> Objective: Count, in the entries below, the lines in which "如图甲所示" occurs. Give the number, nothing more.

> Supplied data:
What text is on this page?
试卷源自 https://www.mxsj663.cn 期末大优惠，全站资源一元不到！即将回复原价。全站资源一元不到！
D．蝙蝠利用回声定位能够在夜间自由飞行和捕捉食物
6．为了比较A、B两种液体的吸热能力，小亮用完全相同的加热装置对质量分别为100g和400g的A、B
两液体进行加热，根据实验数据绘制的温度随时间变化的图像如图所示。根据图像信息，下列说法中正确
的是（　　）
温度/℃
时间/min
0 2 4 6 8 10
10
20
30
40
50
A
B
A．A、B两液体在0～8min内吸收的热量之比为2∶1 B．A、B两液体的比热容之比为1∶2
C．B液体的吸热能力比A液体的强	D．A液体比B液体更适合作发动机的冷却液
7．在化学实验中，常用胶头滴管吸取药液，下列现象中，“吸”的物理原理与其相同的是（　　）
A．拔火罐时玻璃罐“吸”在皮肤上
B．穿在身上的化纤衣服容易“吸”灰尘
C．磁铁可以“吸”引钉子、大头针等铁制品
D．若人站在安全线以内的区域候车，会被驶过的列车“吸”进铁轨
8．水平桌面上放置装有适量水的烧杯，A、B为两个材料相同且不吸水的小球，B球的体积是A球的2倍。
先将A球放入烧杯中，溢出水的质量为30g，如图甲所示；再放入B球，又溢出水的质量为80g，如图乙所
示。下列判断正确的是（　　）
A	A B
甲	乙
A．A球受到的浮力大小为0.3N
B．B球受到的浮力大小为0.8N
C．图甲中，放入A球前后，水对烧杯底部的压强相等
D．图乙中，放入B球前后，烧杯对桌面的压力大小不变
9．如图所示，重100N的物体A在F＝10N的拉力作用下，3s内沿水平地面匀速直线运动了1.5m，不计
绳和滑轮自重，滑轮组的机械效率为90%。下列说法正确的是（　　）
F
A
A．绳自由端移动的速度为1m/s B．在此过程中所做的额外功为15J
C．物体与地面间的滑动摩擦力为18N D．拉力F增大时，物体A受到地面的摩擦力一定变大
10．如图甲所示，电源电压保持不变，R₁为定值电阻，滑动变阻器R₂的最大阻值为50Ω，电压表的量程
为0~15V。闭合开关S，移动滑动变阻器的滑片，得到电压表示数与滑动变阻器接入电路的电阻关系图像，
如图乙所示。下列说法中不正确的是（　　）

> Task solution: 2